*What to do:* A verbatim copy of the records is required, with all pictures left out.

*Exercise material:*

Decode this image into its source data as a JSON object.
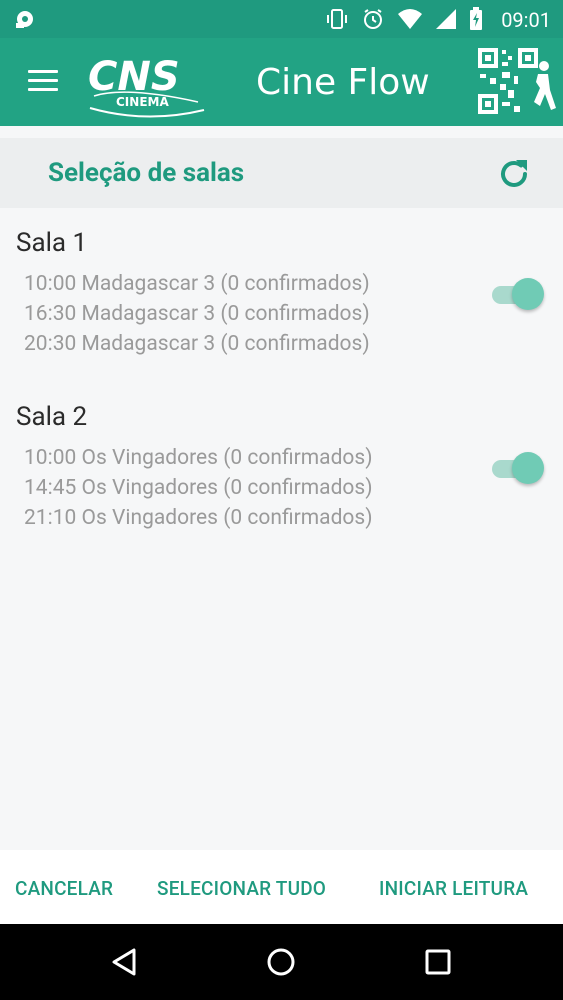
{
  "status_bar": {
    "time": "09:01",
    "icons": [
      "notification-icon",
      "vibrate-icon",
      "alarm-icon",
      "wifi-icon",
      "signal-icon",
      "battery-charging-icon"
    ]
  },
  "app_bar": {
    "title": "Cine Flow",
    "logo_text": "CNS",
    "logo_subtext": "CINEMA",
    "menu_icon": "hamburger-icon",
    "scan_icon": "qr-walk-icon"
  },
  "section": {
    "title": "Seleção de salas",
    "refresh_icon": "refresh-icon"
  },
  "rooms": [
    {
      "title": "Sala 1",
      "selected": true,
      "sessions": [
        "10:00 Madagascar 3 (0 confirmados)",
        "16:30 Madagascar 3 (0 confirmados)",
        "20:30 Madagascar 3 (0 confirmados)"
      ]
    },
    {
      "title": "Sala 2",
      "selected": true,
      "sessions": [
        "10:00 Os Vingadores (0 confirmados)",
        "14:45 Os Vingadores (0 confirmados)",
        "21:10 Os Vingadores (0 confirmados)"
      ]
    }
  ],
  "actions": {
    "cancel": "CANCELAR",
    "select_all": "SELECIONAR TUDO",
    "start_reading": "INICIAR LEITURA"
  },
  "colors": {
    "primary": "#22a384",
    "primary_dark": "#1f9a7f",
    "accent_toggle": "#70cbb5"
  }
}
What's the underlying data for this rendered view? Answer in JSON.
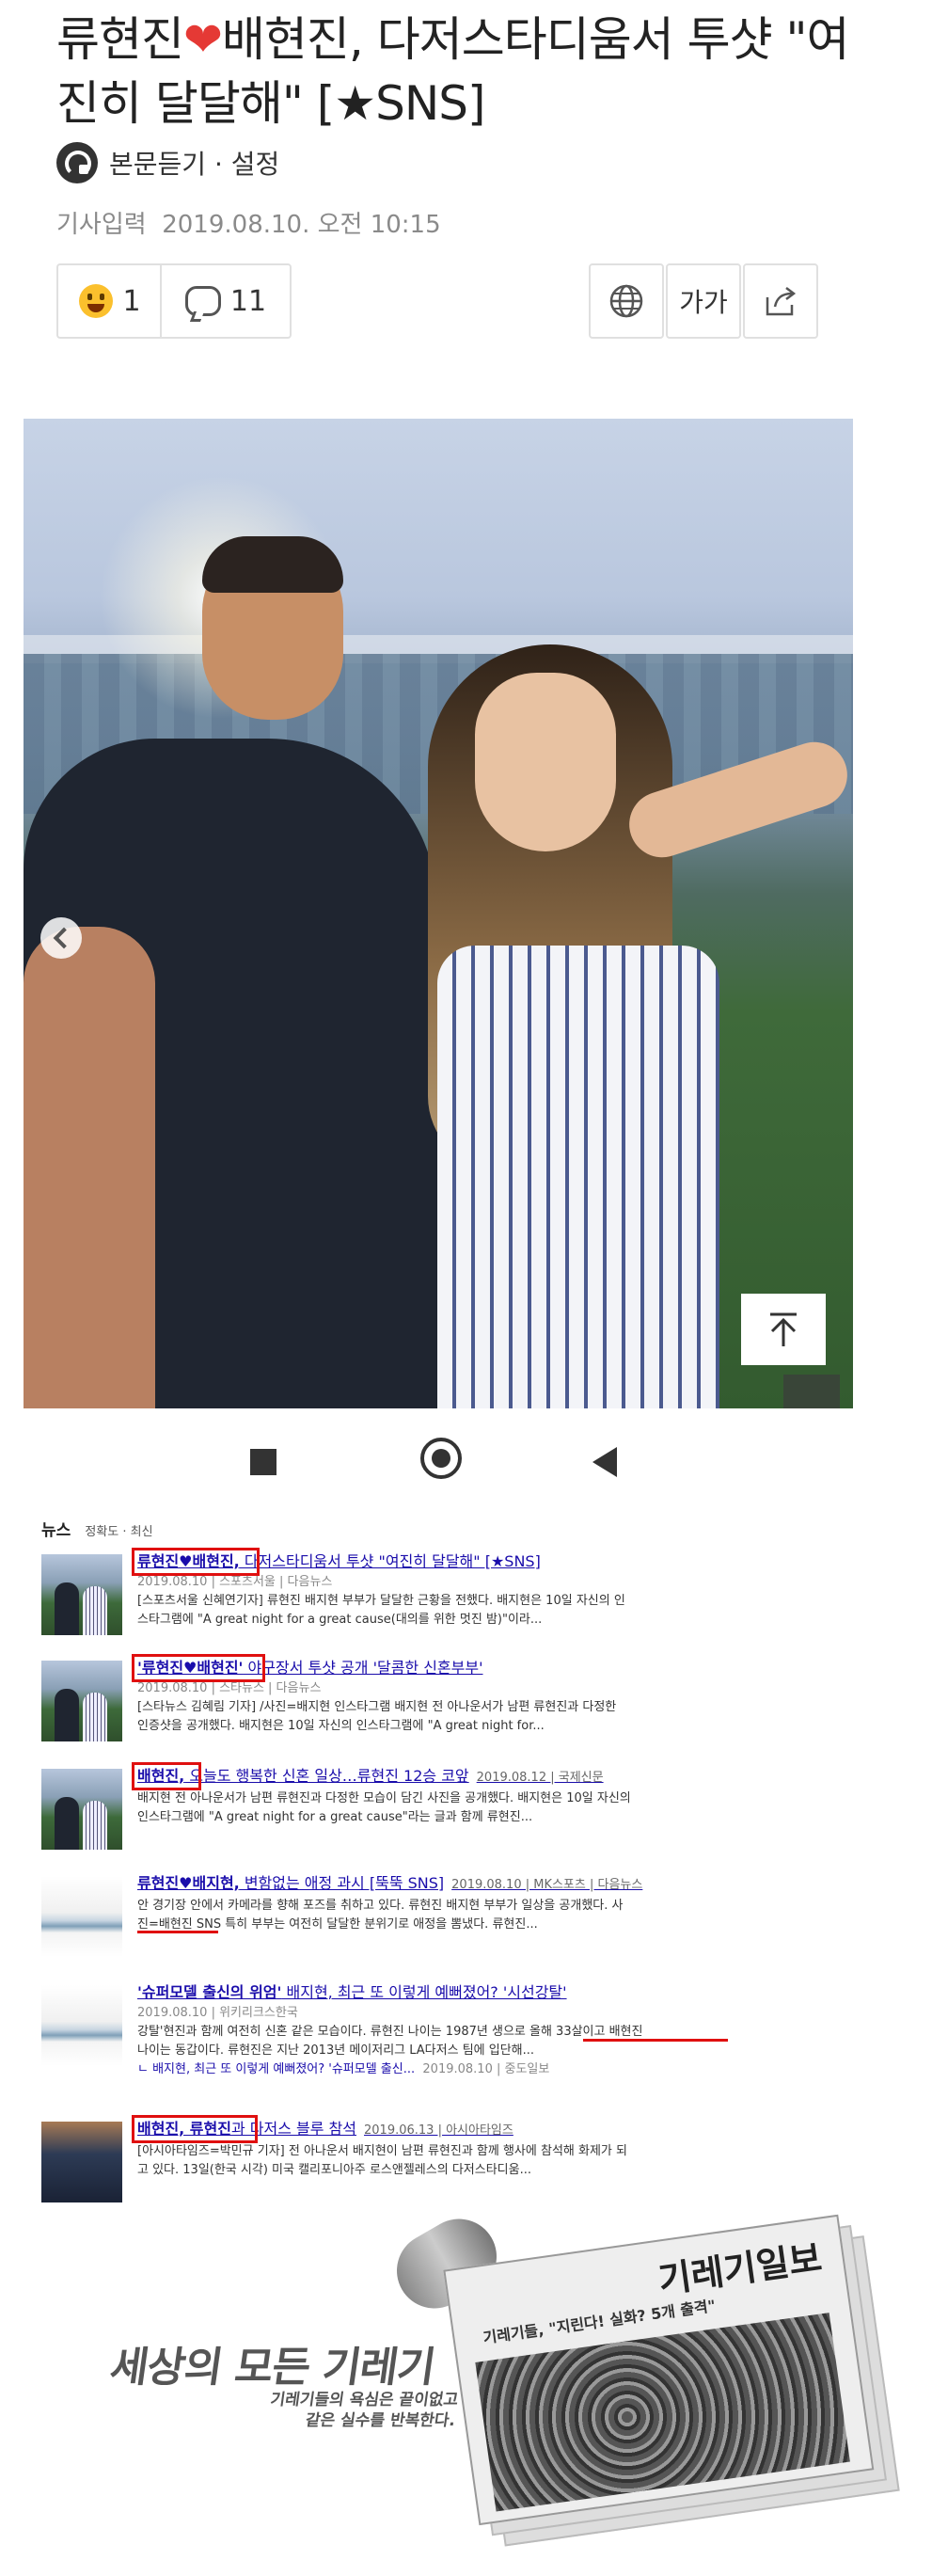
{
  "article": {
    "headline_part1": "류현진",
    "headline_heart": "❤",
    "headline_part2": "배현진, 다저스타디움서 투샷 \"여진히 달달해\" [★SNS]",
    "listen_label": "본문듣기 · 설정",
    "date_label": "기사입력",
    "date_value": "2019.08.10. 오전 10:15",
    "reaction_count": "1",
    "comment_count": "11",
    "font_button_label": "가가",
    "colors": {
      "text": "#222222",
      "heart": "#e53935",
      "date": "#8a8a8a"
    }
  },
  "icons": {
    "listen": "headphone-icon",
    "reaction": "smile-emoji-icon",
    "comment": "speech-bubble-icon",
    "globe": "globe-icon",
    "font": "font-size-icon",
    "share": "share-icon",
    "carousel_prev": "chevron-left-icon",
    "to_top": "arrow-up-icon",
    "expand": "expand-icon"
  },
  "news": {
    "tab_title": "뉴스",
    "tab_options": "정확도 · 최신",
    "results": [
      {
        "title_bold": "류현진♥배현진,",
        "title_rest": " 다저스타디움서 투샷 \"여진히 달달해\" [★SNS]",
        "meta": "2019.08.10 | 스포츠서울 | 다음뉴스",
        "snippet_line1": "[스포츠서울 신혜연기자] 류현진 배지현 부부가 달달한 근황을 전했다. 배지현은 10일 자신의 인",
        "snippet_line2": "스타그램에 \"A great night for a great cause(대의를 위한 멋진 밤)\"이라..."
      },
      {
        "title_bold": "'류현진♥배현진'",
        "title_rest": " 야구장서 투샷 공개 '달콤한 신혼부부'",
        "meta": "2019.08.10 | 스타뉴스 | 다음뉴스",
        "snippet_line1": "[스타뉴스 김혜림 기자] /사진=배지현 인스타그램 배지현 전 아나운서가 남편 류현진과 다정한",
        "snippet_line2": "인증샷을 공개했다. 배지현은 10일 자신의 인스타그램에 \"A great night for..."
      },
      {
        "title_bold": "배현진,",
        "title_rest": " 오늘도 행복한 신혼 일상…류현진 12승 코앞",
        "extra": "2019.08.12 | 국제신문",
        "snippet_line1": "배지현 전 아나운서가 남편 류현진과 다정한 모습이 담긴 사진을 공개했다. 배지현은 10일 자신의",
        "snippet_line2": "인스타그램에 \"A great night for a great cause\"라는 글과 함께 류현진..."
      },
      {
        "title_bold": "류현진♥배지현,",
        "title_rest": " 변함없는 애정 과시 [뚝뚝 SNS]",
        "extra": "2019.08.10 | MK스포츠 | 다음뉴스",
        "snippet_line1": "안 경기장 안에서 카메라를 향해 포즈를 취하고 있다. 류현진 배지현 부부가 일상을 공개했다. 사",
        "snippet_line2": "진=배현진 SNS 특히 부부는 여전히 달달한 분위기로 애정을 뽐냈다. 류현진..."
      },
      {
        "title_bold": "'슈퍼모델 출신의 위엄'",
        "title_rest": " 배지현, 최근 또 이렇게 예뻐졌어? '시선강탈'",
        "meta": "2019.08.10 | 위키리크스한국",
        "snippet_line1": "강탈'현진과 함께 여전히 신혼 같은 모습이다. 류현진 나이는 1987년 생으로 올해 33살이고 배현진",
        "snippet_line2": "나이는 동갑이다. 류현진은 지난 2013년 메이저리그 LA다저스 팀에 입단해...",
        "sub_title": "ㄴ 배지현, 최근 또 이렇게 예뻐졌어? '슈퍼모델 출신...",
        "sub_meta": "2019.08.10 | 중도일보"
      },
      {
        "title_bold": "배현진, 류현진",
        "title_rest": "과 다저스 블루 참석",
        "extra": "2019.06.13 | 아시아타임즈",
        "snippet_line1": "[아시아타임즈=박민규 기자] 전 아나운서 배지현이 남편 류현진과 함께 행사에 참석해 화제가 되",
        "snippet_line2": "고 있다. 13일(한국 시각) 미국 캘리포니아주 로스앤젤레스의 다저스타디움..."
      }
    ],
    "colors": {
      "link": "#1a0dab",
      "highlight": "#e01010"
    }
  },
  "watermark": {
    "main": "세상의 모든 기레기",
    "sub_line1": "기레기들의 욕심은 끝이없고",
    "sub_line2": "같은 실수를 반복한다.",
    "paper_title": "기레기일보",
    "paper_headline": "기레기들, \"지린다! 실화? 5개 출격\""
  }
}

*Worked answer:*
Decode this image into its source data as a JSON object.
{
  "status_bar": {
    "time": "09:01",
    "icons": [
      "notification-icon",
      "vibrate-icon",
      "alarm-icon",
      "wifi-icon",
      "signal-icon",
      "battery-charging-icon"
    ]
  },
  "app_bar": {
    "title": "Cine Flow",
    "logo_text": "CNS",
    "logo_subtext": "CINEMA",
    "menu_icon": "hamburger-icon",
    "scan_icon": "qr-walk-icon"
  },
  "section": {
    "title": "Seleção de salas",
    "refresh_icon": "refresh-icon"
  },
  "rooms": [
    {
      "title": "Sala 1",
      "selected": true,
      "sessions": [
        "10:00 Madagascar 3 (0 confirmados)",
        "16:30 Madagascar 3 (0 confirmados)",
        "20:30 Madagascar 3 (0 confirmados)"
      ]
    },
    {
      "title": "Sala 2",
      "selected": true,
      "sessions": [
        "10:00 Os Vingadores (0 confirmados)",
        "14:45 Os Vingadores (0 confirmados)",
        "21:10 Os Vingadores (0 confirmados)"
      ]
    }
  ],
  "actions": {
    "cancel": "CANCELAR",
    "select_all": "SELECIONAR TUDO",
    "start_reading": "INICIAR LEITURA"
  },
  "colors": {
    "primary": "#22a384",
    "primary_dark": "#1f9a7f",
    "accent_toggle": "#70cbb5"
  }
}
What's the underlying data for this rendered view? Answer in JSON.
{
  "article": {
    "headline_part1": "류현진",
    "headline_heart": "❤",
    "headline_part2": "배현진, 다저스타디움서 투샷 \"여진히 달달해\" [★SNS]",
    "listen_label": "본문듣기 · 설정",
    "date_label": "기사입력",
    "date_value": "2019.08.10. 오전 10:15",
    "reaction_count": "1",
    "comment_count": "11",
    "font_button_label": "가가",
    "colors": {
      "text": "#222222",
      "heart": "#e53935",
      "date": "#8a8a8a"
    }
  },
  "icons": {
    "listen": "headphone-icon",
    "reaction": "smile-emoji-icon",
    "comment": "speech-bubble-icon",
    "globe": "globe-icon",
    "font": "font-size-icon",
    "share": "share-icon",
    "carousel_prev": "chevron-left-icon",
    "to_top": "arrow-up-icon",
    "expand": "expand-icon"
  },
  "news": {
    "tab_title": "뉴스",
    "tab_options": "정확도 · 최신",
    "results": [
      {
        "title_bold": "류현진♥배현진,",
        "title_rest": " 다저스타디움서 투샷 \"여진히 달달해\" [★SNS]",
        "meta": "2019.08.10 | 스포츠서울 | 다음뉴스",
        "snippet_line1": "[스포츠서울 신혜연기자] 류현진 배지현 부부가 달달한 근황을 전했다. 배지현은 10일 자신의 인",
        "snippet_line2": "스타그램에 \"A great night for a great cause(대의를 위한 멋진 밤)\"이라..."
      },
      {
        "title_bold": "'류현진♥배현진'",
        "title_rest": " 야구장서 투샷 공개 '달콤한 신혼부부'",
        "meta": "2019.08.10 | 스타뉴스 | 다음뉴스",
        "snippet_line1": "[스타뉴스 김혜림 기자] /사진=배지현 인스타그램 배지현 전 아나운서가 남편 류현진과 다정한",
        "snippet_line2": "인증샷을 공개했다. 배지현은 10일 자신의 인스타그램에 \"A great night for..."
      },
      {
        "title_bold": "배현진,",
        "title_rest": " 오늘도 행복한 신혼 일상…류현진 12승 코앞",
        "extra": "2019.08.12 | 국제신문",
        "snippet_line1": "배지현 전 아나운서가 남편 류현진과 다정한 모습이 담긴 사진을 공개했다. 배지현은 10일 자신의",
        "snippet_line2": "인스타그램에 \"A great night for a great cause\"라는 글과 함께 류현진..."
      },
      {
        "title_bold": "류현진♥배지현,",
        "title_rest": " 변함없는 애정 과시 [뚝뚝 SNS]",
        "extra": "2019.08.10 | MK스포츠 | 다음뉴스",
        "snippet_line1": "안 경기장 안에서 카메라를 향해 포즈를 취하고 있다. 류현진 배지현 부부가 일상을 공개했다. 사",
        "snippet_line2": "진=배현진 SNS 특히 부부는 여전히 달달한 분위기로 애정을 뽐냈다. 류현진..."
      },
      {
        "title_bold": "'슈퍼모델 출신의 위엄'",
        "title_rest": " 배지현, 최근 또 이렇게 예뻐졌어? '시선강탈'",
        "meta": "2019.08.10 | 위키리크스한국",
        "snippet_line1": "강탈'현진과 함께 여전히 신혼 같은 모습이다. 류현진 나이는 1987년 생으로 올해 33살이고 배현진",
        "snippet_line2": "나이는 동갑이다. 류현진은 지난 2013년 메이저리그 LA다저스 팀에 입단해...",
        "sub_title": "ㄴ 배지현, 최근 또 이렇게 예뻐졌어? '슈퍼모델 출신...",
        "sub_meta": "2019.08.10 | 중도일보"
      },
      {
        "title_bold": "배현진, 류현진",
        "title_rest": "과 다저스 블루 참석",
        "extra": "2019.06.13 | 아시아타임즈",
        "snippet_line1": "[아시아타임즈=박민규 기자] 전 아나운서 배지현이 남편 류현진과 함께 행사에 참석해 화제가 되",
        "snippet_line2": "고 있다. 13일(한국 시각) 미국 캘리포니아주 로스앤젤레스의 다저스타디움..."
      }
    ],
    "colors": {
      "link": "#1a0dab",
      "highlight": "#e01010"
    }
  },
  "watermark": {
    "main": "세상의 모든 기레기",
    "sub_line1": "기레기들의 욕심은 끝이없고",
    "sub_line2": "같은 실수를 반복한다.",
    "paper_title": "기레기일보",
    "paper_headline": "기레기들, \"지린다! 실화? 5개 출격\""
  }
}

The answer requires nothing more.